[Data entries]
★ ★ ★ ★ ★

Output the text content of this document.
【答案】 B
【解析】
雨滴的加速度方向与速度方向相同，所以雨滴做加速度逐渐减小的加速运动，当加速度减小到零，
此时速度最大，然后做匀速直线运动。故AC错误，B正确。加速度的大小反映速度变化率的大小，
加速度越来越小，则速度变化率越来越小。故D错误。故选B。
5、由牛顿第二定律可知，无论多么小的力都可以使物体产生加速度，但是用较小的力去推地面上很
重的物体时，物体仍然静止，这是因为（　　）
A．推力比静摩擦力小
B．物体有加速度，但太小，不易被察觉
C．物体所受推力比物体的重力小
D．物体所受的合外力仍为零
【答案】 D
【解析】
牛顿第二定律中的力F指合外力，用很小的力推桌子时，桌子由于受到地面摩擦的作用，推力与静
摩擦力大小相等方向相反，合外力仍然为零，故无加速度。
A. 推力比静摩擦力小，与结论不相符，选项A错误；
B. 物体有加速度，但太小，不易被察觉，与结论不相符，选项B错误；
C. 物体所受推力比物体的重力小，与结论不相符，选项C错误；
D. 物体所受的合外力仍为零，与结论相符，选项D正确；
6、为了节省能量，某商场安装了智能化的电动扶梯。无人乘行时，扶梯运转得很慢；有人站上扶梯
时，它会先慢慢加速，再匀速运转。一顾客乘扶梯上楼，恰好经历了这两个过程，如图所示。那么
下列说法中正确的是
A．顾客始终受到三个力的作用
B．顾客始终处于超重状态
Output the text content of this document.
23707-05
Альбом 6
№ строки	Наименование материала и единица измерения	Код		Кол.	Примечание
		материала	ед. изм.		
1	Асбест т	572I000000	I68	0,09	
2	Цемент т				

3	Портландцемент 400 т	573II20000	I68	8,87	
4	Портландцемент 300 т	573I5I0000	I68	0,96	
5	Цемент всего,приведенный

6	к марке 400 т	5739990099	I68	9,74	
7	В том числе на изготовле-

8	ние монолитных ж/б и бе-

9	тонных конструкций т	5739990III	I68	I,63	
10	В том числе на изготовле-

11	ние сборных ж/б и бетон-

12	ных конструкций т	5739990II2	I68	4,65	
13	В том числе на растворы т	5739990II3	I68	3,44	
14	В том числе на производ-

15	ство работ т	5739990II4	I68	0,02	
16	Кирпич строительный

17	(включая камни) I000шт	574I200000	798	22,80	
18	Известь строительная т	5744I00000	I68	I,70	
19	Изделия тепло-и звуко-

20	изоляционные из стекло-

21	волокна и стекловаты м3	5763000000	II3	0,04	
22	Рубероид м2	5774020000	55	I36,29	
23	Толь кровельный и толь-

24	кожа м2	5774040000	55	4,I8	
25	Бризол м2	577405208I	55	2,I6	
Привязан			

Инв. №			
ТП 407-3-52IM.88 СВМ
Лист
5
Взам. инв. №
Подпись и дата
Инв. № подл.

★ ★ ★ ★ ★

● **What is asked**:
Quote every record above exactly.

● **Task result**:
Output the text content of this document.
【答案】 B
【解析】
雨滴的加速度方向与速度方向相同，所以雨滴做加速度逐渐减小的加速运动，当加速度减小到零，
此时速度最大，然后做匀速直线运动。故AC错误，B正确。加速度的大小反映速度变化率的大小，
加速度越来越小，则速度变化率越来越小。故D错误。故选B。
5、由牛顿第二定律可知，无论多么小的力都可以使物体产生加速度，但是用较小的力去推地面上很
重的物体时，物体仍然静止，这是因为（　　）
A．推力比静摩擦力小
B．物体有加速度，但太小，不易被察觉
C．物体所受推力比物体的重力小
D．物体所受的合外力仍为零
【答案】 D
【解析】
牛顿第二定律中的力F指合外力，用很小的力推桌子时，桌子由于受到地面摩擦的作用，推力与静
摩擦力大小相等方向相反，合外力仍然为零，故无加速度。
A. 推力比静摩擦力小，与结论不相符，选项A错误；
B. 物体有加速度，但太小，不易被察觉，与结论不相符，选项B错误；
C. 物体所受推力比物体的重力小，与结论不相符，选项C错误；
D. 物体所受的合外力仍为零，与结论相符，选项D正确；
6、为了节省能量，某商场安装了智能化的电动扶梯。无人乘行时，扶梯运转得很慢；有人站上扶梯
时，它会先慢慢加速，再匀速运转。一顾客乘扶梯上楼，恰好经历了这两个过程，如图所示。那么
下列说法中正确的是
A．顾客始终受到三个力的作用
B．顾客始终处于超重状态
Output the text content of this document.
23707-05
Альбом 6
№ строки	Наименование материала и единица измерения	Код		Кол.	Примечание
		материала	ед. изм.		
1	Асбест т	572I000000	I68	0,09	
2	Цемент т				

3	Портландцемент 400 т	573II20000	I68	8,87	
4	Портландцемент 300 т	573I5I0000	I68	0,96	
5	Цемент всего,приведенный

6	к марке 400 т	5739990099	I68	9,74	
7	В том числе на изготовле-

8	ние монолитных ж/б и бе-

9	тонных конструкций т	5739990III	I68	I,63	
10	В том числе на изготовле-

11	ние сборных ж/б и бетон-

12	ных конструкций т	5739990II2	I68	4,65	
13	В том числе на растворы т	5739990II3	I68	3,44	
14	В том числе на производ-

15	ство работ т	5739990II4	I68	0,02	
16	Кирпич строительный

17	(включая камни) I000шт	574I200000	798	22,80	
18	Известь строительная т	5744I00000	I68	I,70	
19	Изделия тепло-и звуко-

20	изоляционные из стекло-

21	волокна и стекловаты м3	5763000000	II3	0,04	
22	Рубероид м2	5774020000	55	I36,29	
23	Толь кровельный и толь-

24	кожа м2	5774040000	55	4,I8	
25	Бризол м2	577405208I	55	2,I6	
Привязан			

Инв. №			
ТП 407-3-52IM.88 СВМ
Лист
5
Взам. инв. №
Подпись и дата
Инв. № подл.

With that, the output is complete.